Do this: Scan the entries for the string "使用者線上修改密碼" and give the number of lines that have it, nothing further.

Extracted data entries:

★ ★ ★ ★ ★

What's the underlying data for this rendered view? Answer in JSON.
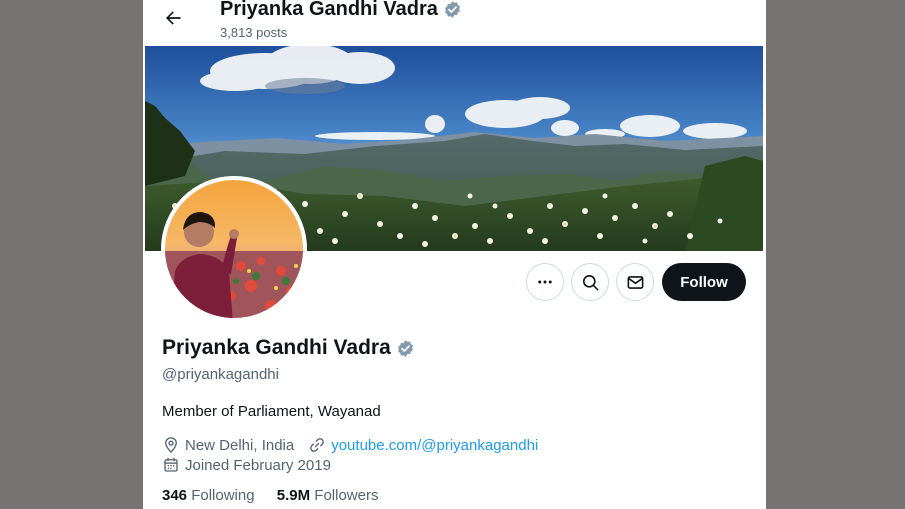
{
  "header": {
    "name": "Priyanka Gandhi Vadra",
    "posts": "3,813 posts"
  },
  "profile": {
    "name": "Priyanka Gandhi Vadra",
    "handle": "@priyankagandhi",
    "bio": "Member of Parliament, Wayanad",
    "location": "New Delhi, India",
    "website": "youtube.com/@priyankagandhi",
    "joined": "Joined February 2019",
    "following_count": "346",
    "following_label": "Following",
    "followers_count": "5.9M",
    "followers_label": "Followers"
  },
  "actions": {
    "follow_label": "Follow"
  },
  "icons": [
    "back-arrow-icon",
    "verified-badge-icon",
    "more-icon",
    "search-icon",
    "mail-icon",
    "location-icon",
    "link-icon",
    "calendar-icon"
  ],
  "colors": {
    "background": "#757472",
    "accent": "#1d9bf0",
    "verified": "#829aab",
    "text": "#0f1419",
    "muted": "#536471",
    "follow_button": "#0f1419"
  }
}
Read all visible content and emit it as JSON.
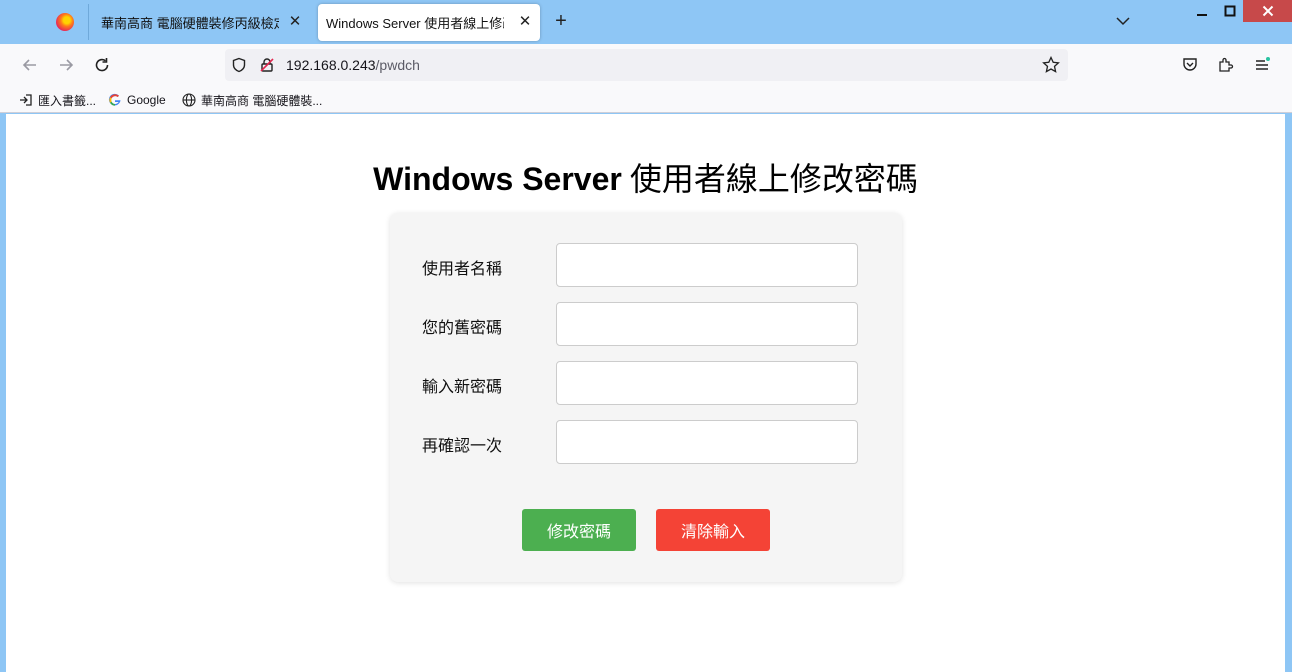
{
  "browser": {
    "tabs": [
      {
        "label": "華南高商 電腦硬體裝修丙級檢定術科"
      },
      {
        "label": "Windows Server 使用者線上修改密碼"
      }
    ],
    "tab_close_glyph": "✕",
    "new_tab_glyph": "+",
    "url_host": "192.168.0.243",
    "url_path": "/pwdch",
    "bookmarks": [
      {
        "label": "匯入書籤...",
        "icon": "import-icon"
      },
      {
        "label": "Google",
        "icon": "google-icon"
      },
      {
        "label": "華南高商 電腦硬體裝...",
        "icon": "globe-icon"
      }
    ]
  },
  "page": {
    "title_latin": "Windows Server",
    "title_cjk": " 使用者線上修改密碼",
    "form": {
      "fields": [
        {
          "label": "使用者名稱",
          "value": ""
        },
        {
          "label": "您的舊密碼",
          "value": ""
        },
        {
          "label": "輸入新密碼",
          "value": ""
        },
        {
          "label": "再確認一次",
          "value": ""
        }
      ],
      "submit_label": "修改密碼",
      "clear_label": "清除輸入"
    }
  },
  "colors": {
    "submit": "#4caf50",
    "clear": "#f44336",
    "tabstrip": "#8ec6f5"
  }
}
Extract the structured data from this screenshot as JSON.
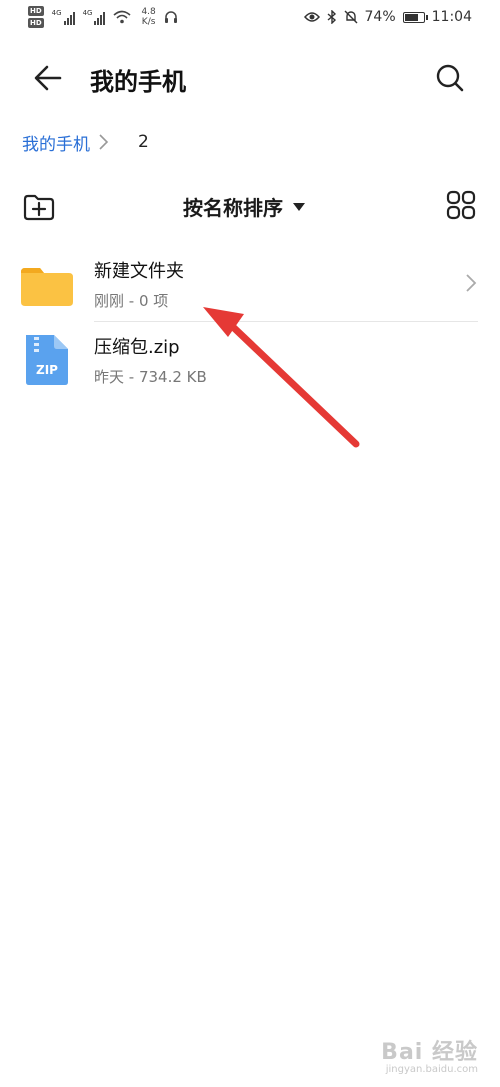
{
  "status_bar": {
    "left_badges": [
      "HD",
      "HD"
    ],
    "signal_labels": [
      "4G",
      "4G"
    ],
    "net_speed_value": "4.8",
    "net_speed_unit": "K/s",
    "battery_percent": "74%",
    "battery_level": 0.74,
    "time": "11:04"
  },
  "header": {
    "title": "我的手机"
  },
  "breadcrumb": {
    "root": "我的手机",
    "current": "2"
  },
  "toolbar": {
    "sort_label": "按名称排序"
  },
  "files": [
    {
      "name": "新建文件夹",
      "meta": "刚刚 - 0 项",
      "type": "folder",
      "icon": "folder-icon"
    },
    {
      "name": "压缩包.zip",
      "meta": "昨天 - 734.2 KB",
      "type": "zip",
      "icon": "zip-file-icon",
      "icon_label": "ZIP"
    }
  ],
  "colors": {
    "accent": "#2a6fd6",
    "folder": "#fbc243",
    "zip": "#5aa2ee",
    "annotation": "#e53935"
  },
  "watermark": {
    "main": "Bai 经验",
    "sub": "jingyan.baidu.com"
  }
}
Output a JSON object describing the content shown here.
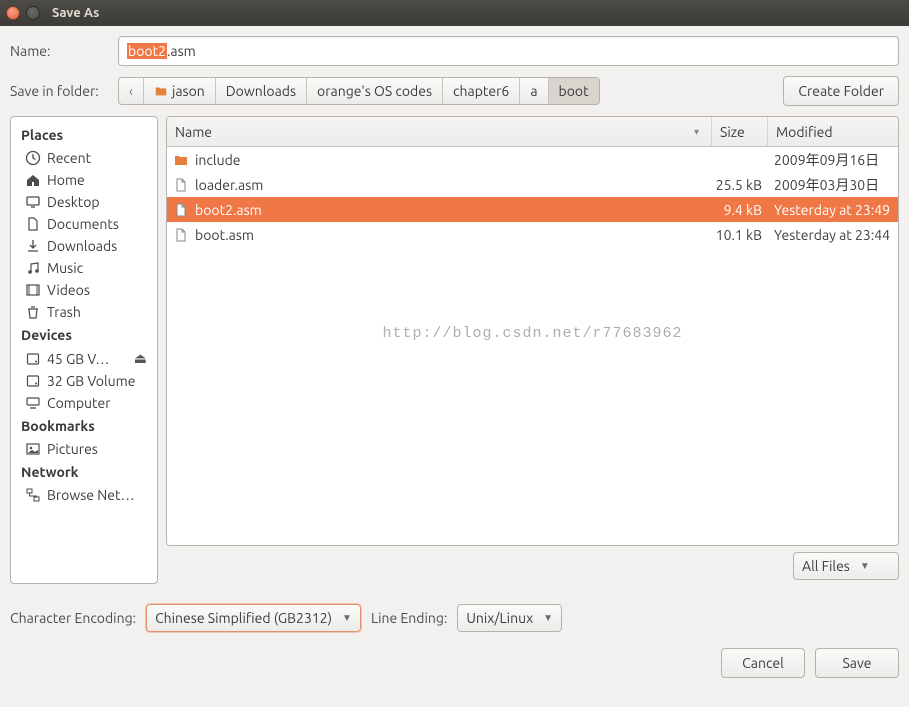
{
  "window": {
    "title": "Save As"
  },
  "name_row": {
    "label": "Name:",
    "value_selected": "boot2",
    "value_rest": ".asm"
  },
  "folder_row": {
    "label": "Save in folder:",
    "back_glyph": "‹",
    "segments": [
      "jason",
      "Downloads",
      "orange's OS codes",
      "chapter6",
      "a",
      "boot"
    ],
    "create_folder": "Create Folder"
  },
  "sidebar": {
    "places_head": "Places",
    "places": [
      {
        "label": "Recent",
        "icon": "clock-icon"
      },
      {
        "label": "Home",
        "icon": "home-icon"
      },
      {
        "label": "Desktop",
        "icon": "desktop-icon"
      },
      {
        "label": "Documents",
        "icon": "document-icon"
      },
      {
        "label": "Downloads",
        "icon": "download-icon"
      },
      {
        "label": "Music",
        "icon": "music-icon"
      },
      {
        "label": "Videos",
        "icon": "video-icon"
      },
      {
        "label": "Trash",
        "icon": "trash-icon"
      }
    ],
    "devices_head": "Devices",
    "devices": [
      {
        "label": "45 GB V…",
        "icon": "drive-icon",
        "eject": true
      },
      {
        "label": "32 GB Volume",
        "icon": "drive-icon"
      },
      {
        "label": "Computer",
        "icon": "computer-icon"
      }
    ],
    "bookmarks_head": "Bookmarks",
    "bookmarks": [
      {
        "label": "Pictures",
        "icon": "pictures-icon"
      }
    ],
    "network_head": "Network",
    "network": [
      {
        "label": "Browse Net…",
        "icon": "network-icon"
      }
    ]
  },
  "fileview": {
    "headers": {
      "name": "Name",
      "size": "Size",
      "modified": "Modified"
    },
    "rows": [
      {
        "name": "include",
        "type": "folder",
        "size": "",
        "modified": "2009年09月16日",
        "selected": false
      },
      {
        "name": "loader.asm",
        "type": "file",
        "size": "25.5 kB",
        "modified": "2009年03月30日",
        "selected": false
      },
      {
        "name": "boot2.asm",
        "type": "file",
        "size": "9.4 kB",
        "modified": "Yesterday at 23:49",
        "selected": true
      },
      {
        "name": "boot.asm",
        "type": "file",
        "size": "10.1 kB",
        "modified": "Yesterday at 23:44",
        "selected": false
      }
    ],
    "watermark": "http://blog.csdn.net/r77683962"
  },
  "filter": {
    "current": "All Files"
  },
  "encoding": {
    "label": "Character Encoding:",
    "current": "Chinese Simplified (GB2312)"
  },
  "line_ending": {
    "label": "Line Ending:",
    "current": "Unix/Linux"
  },
  "actions": {
    "cancel": "Cancel",
    "save": "Save"
  }
}
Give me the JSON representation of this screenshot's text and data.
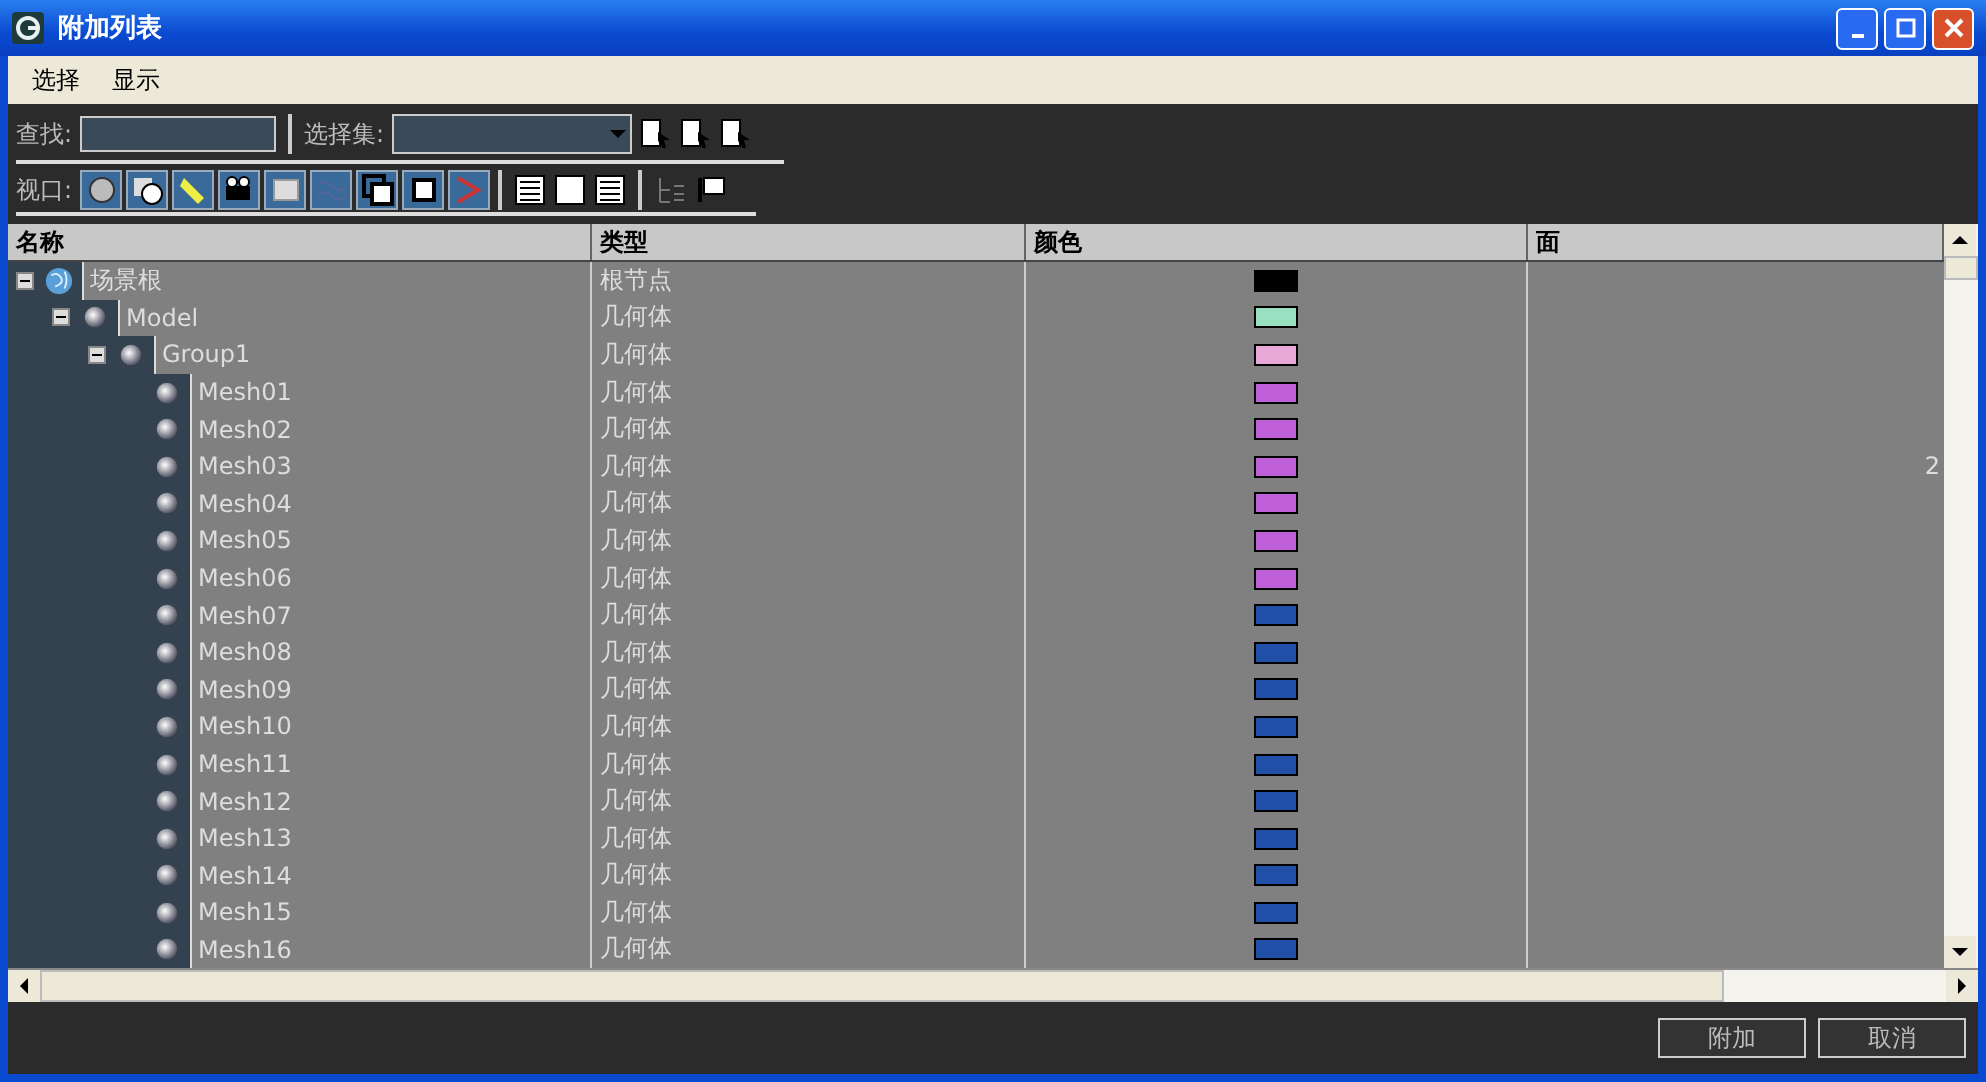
{
  "window": {
    "title": "附加列表"
  },
  "menu": [
    "选择",
    "显示"
  ],
  "find": {
    "label": "查找:"
  },
  "selection_set": {
    "label": "选择集:"
  },
  "viewport": {
    "label": "视口:"
  },
  "table": {
    "columns": [
      "名称",
      "类型",
      "颜色",
      "面"
    ],
    "rows": [
      {
        "name": "场景根",
        "kind": "root",
        "type": "根节点",
        "color": "#000000",
        "expanded": true,
        "children": [
          {
            "name": "Model",
            "kind": "object",
            "type": "几何体",
            "color": "#99e0c0",
            "expanded": true,
            "children": [
              {
                "name": "Group1",
                "kind": "object",
                "type": "几何体",
                "color": "#e8a8d8",
                "expanded": true,
                "children": [
                  {
                    "name": "Mesh01",
                    "kind": "object",
                    "type": "几何体",
                    "color": "#c060d8"
                  },
                  {
                    "name": "Mesh02",
                    "kind": "object",
                    "type": "几何体",
                    "color": "#c060d8"
                  },
                  {
                    "name": "Mesh03",
                    "kind": "object",
                    "type": "几何体",
                    "color": "#c060d8",
                    "faces": "2"
                  },
                  {
                    "name": "Mesh04",
                    "kind": "object",
                    "type": "几何体",
                    "color": "#c060d8"
                  },
                  {
                    "name": "Mesh05",
                    "kind": "object",
                    "type": "几何体",
                    "color": "#c060d8"
                  },
                  {
                    "name": "Mesh06",
                    "kind": "object",
                    "type": "几何体",
                    "color": "#c060d8"
                  },
                  {
                    "name": "Mesh07",
                    "kind": "object",
                    "type": "几何体",
                    "color": "#2050a8"
                  },
                  {
                    "name": "Mesh08",
                    "kind": "object",
                    "type": "几何体",
                    "color": "#2050a8"
                  },
                  {
                    "name": "Mesh09",
                    "kind": "object",
                    "type": "几何体",
                    "color": "#2050a8"
                  },
                  {
                    "name": "Mesh10",
                    "kind": "object",
                    "type": "几何体",
                    "color": "#2050a8"
                  },
                  {
                    "name": "Mesh11",
                    "kind": "object",
                    "type": "几何体",
                    "color": "#2050a8"
                  },
                  {
                    "name": "Mesh12",
                    "kind": "object",
                    "type": "几何体",
                    "color": "#2050a8"
                  },
                  {
                    "name": "Mesh13",
                    "kind": "object",
                    "type": "几何体",
                    "color": "#2050a8"
                  },
                  {
                    "name": "Mesh14",
                    "kind": "object",
                    "type": "几何体",
                    "color": "#2050a8"
                  },
                  {
                    "name": "Mesh15",
                    "kind": "object",
                    "type": "几何体",
                    "color": "#2050a8"
                  },
                  {
                    "name": "Mesh16",
                    "kind": "object",
                    "type": "几何体",
                    "color": "#2050a8"
                  }
                ]
              }
            ]
          }
        ]
      }
    ]
  },
  "buttons": [
    "附加",
    "取消"
  ]
}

★ ★ ★ ★ ★

Expected answer: 2